Stated exercise: In your copy, include every line of the listing below exactly but none of the pictures.

___ Exercise materials

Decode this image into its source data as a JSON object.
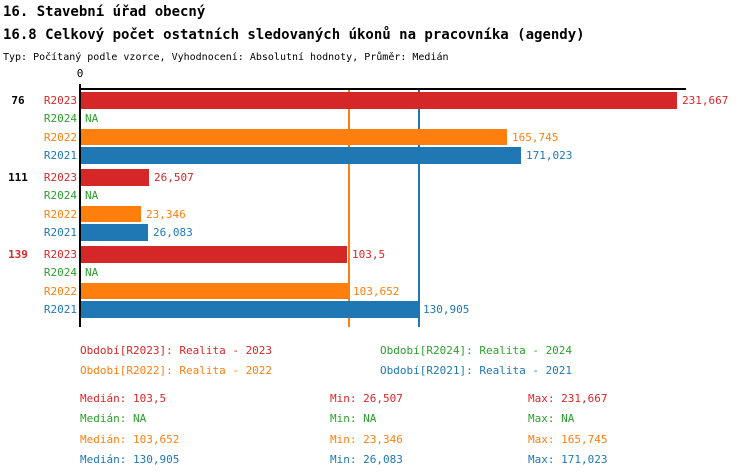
{
  "header": {
    "title1": "16. Stavební úřad obecný",
    "title2": "16.8 Celkový počet ostatních sledovaných úkonů na pracovníka (agendy)",
    "subtitle": "Typ: Počítaný podle vzorce, Vyhodnocení: Absolutní hodnoty, Průměr: Medián"
  },
  "colors": {
    "R2023": "#d62728",
    "R2024": "#2ca02c",
    "R2022": "#ff7f0e",
    "R2021": "#1f77b4",
    "axis": "#000000",
    "black": "#000000"
  },
  "chart_data": {
    "type": "bar",
    "orientation": "horizontal",
    "axis_zero_label": "0",
    "xlim": [
      0,
      235
    ],
    "series_order": [
      "R2023",
      "R2024",
      "R2022",
      "R2021"
    ],
    "groups": [
      {
        "label": "76",
        "label_color": "#000000",
        "bars": [
          {
            "series": "R2023",
            "value": 231.667,
            "display": "231,667"
          },
          {
            "series": "R2024",
            "value": null,
            "display": "NA"
          },
          {
            "series": "R2022",
            "value": 165.745,
            "display": "165,745"
          },
          {
            "series": "R2021",
            "value": 171.023,
            "display": "171,023"
          }
        ]
      },
      {
        "label": "111",
        "label_color": "#000000",
        "bars": [
          {
            "series": "R2023",
            "value": 26.507,
            "display": "26,507"
          },
          {
            "series": "R2024",
            "value": null,
            "display": "NA"
          },
          {
            "series": "R2022",
            "value": 23.346,
            "display": "23,346"
          },
          {
            "series": "R2021",
            "value": 26.083,
            "display": "26,083"
          }
        ]
      },
      {
        "label": "139",
        "label_color": "#d62728",
        "bars": [
          {
            "series": "R2023",
            "value": 103.5,
            "display": "103,5"
          },
          {
            "series": "R2024",
            "value": null,
            "display": "NA"
          },
          {
            "series": "R2022",
            "value": 103.652,
            "display": "103,652"
          },
          {
            "series": "R2021",
            "value": 130.905,
            "display": "130,905"
          }
        ]
      }
    ],
    "reference_lines": [
      {
        "series": "R2022",
        "value": 103.652,
        "color": "#ff7f0e"
      },
      {
        "series": "R2021",
        "value": 130.905,
        "color": "#1f77b4"
      }
    ]
  },
  "legend": [
    {
      "label": "Období[R2023]: Realita - 2023",
      "color": "#d62728"
    },
    {
      "label": "Období[R2024]: Realita - 2024",
      "color": "#2ca02c"
    },
    {
      "label": "Období[R2022]: Realita - 2022",
      "color": "#ff7f0e"
    },
    {
      "label": "Období[R2021]: Realita - 2021",
      "color": "#1f77b4"
    }
  ],
  "stats": [
    {
      "color": "#d62728",
      "median": "Medián: 103,5",
      "min": "Min: 26,507",
      "max": "Max: 231,667"
    },
    {
      "color": "#2ca02c",
      "median": "Medián: NA",
      "min": "Min: NA",
      "max": "Max: NA"
    },
    {
      "color": "#ff7f0e",
      "median": "Medián: 103,652",
      "min": "Min: 23,346",
      "max": "Max: 165,745"
    },
    {
      "color": "#1f77b4",
      "median": "Medián: 130,905",
      "min": "Min: 26,083",
      "max": "Max: 171,023"
    }
  ]
}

______

Exercise answer:
Decode this image into its source data as a JSON object.
{
  "header": {
    "title1": "16. Stavební úřad obecný",
    "title2": "16.8 Celkový počet ostatních sledovaných úkonů na pracovníka (agendy)",
    "subtitle": "Typ: Počítaný podle vzorce, Vyhodnocení: Absolutní hodnoty, Průměr: Medián"
  },
  "colors": {
    "R2023": "#d62728",
    "R2024": "#2ca02c",
    "R2022": "#ff7f0e",
    "R2021": "#1f77b4",
    "axis": "#000000",
    "black": "#000000"
  },
  "chart_data": {
    "type": "bar",
    "orientation": "horizontal",
    "axis_zero_label": "0",
    "xlim": [
      0,
      235
    ],
    "series_order": [
      "R2023",
      "R2024",
      "R2022",
      "R2021"
    ],
    "groups": [
      {
        "label": "76",
        "label_color": "#000000",
        "bars": [
          {
            "series": "R2023",
            "value": 231.667,
            "display": "231,667"
          },
          {
            "series": "R2024",
            "value": null,
            "display": "NA"
          },
          {
            "series": "R2022",
            "value": 165.745,
            "display": "165,745"
          },
          {
            "series": "R2021",
            "value": 171.023,
            "display": "171,023"
          }
        ]
      },
      {
        "label": "111",
        "label_color": "#000000",
        "bars": [
          {
            "series": "R2023",
            "value": 26.507,
            "display": "26,507"
          },
          {
            "series": "R2024",
            "value": null,
            "display": "NA"
          },
          {
            "series": "R2022",
            "value": 23.346,
            "display": "23,346"
          },
          {
            "series": "R2021",
            "value": 26.083,
            "display": "26,083"
          }
        ]
      },
      {
        "label": "139",
        "label_color": "#d62728",
        "bars": [
          {
            "series": "R2023",
            "value": 103.5,
            "display": "103,5"
          },
          {
            "series": "R2024",
            "value": null,
            "display": "NA"
          },
          {
            "series": "R2022",
            "value": 103.652,
            "display": "103,652"
          },
          {
            "series": "R2021",
            "value": 130.905,
            "display": "130,905"
          }
        ]
      }
    ],
    "reference_lines": [
      {
        "series": "R2022",
        "value": 103.652,
        "color": "#ff7f0e"
      },
      {
        "series": "R2021",
        "value": 130.905,
        "color": "#1f77b4"
      }
    ]
  },
  "legend": [
    {
      "label": "Období[R2023]: Realita - 2023",
      "color": "#d62728"
    },
    {
      "label": "Období[R2024]: Realita - 2024",
      "color": "#2ca02c"
    },
    {
      "label": "Období[R2022]: Realita - 2022",
      "color": "#ff7f0e"
    },
    {
      "label": "Období[R2021]: Realita - 2021",
      "color": "#1f77b4"
    }
  ],
  "stats": [
    {
      "color": "#d62728",
      "median": "Medián: 103,5",
      "min": "Min: 26,507",
      "max": "Max: 231,667"
    },
    {
      "color": "#2ca02c",
      "median": "Medián: NA",
      "min": "Min: NA",
      "max": "Max: NA"
    },
    {
      "color": "#ff7f0e",
      "median": "Medián: 103,652",
      "min": "Min: 23,346",
      "max": "Max: 165,745"
    },
    {
      "color": "#1f77b4",
      "median": "Medián: 130,905",
      "min": "Min: 26,083",
      "max": "Max: 171,023"
    }
  ]
}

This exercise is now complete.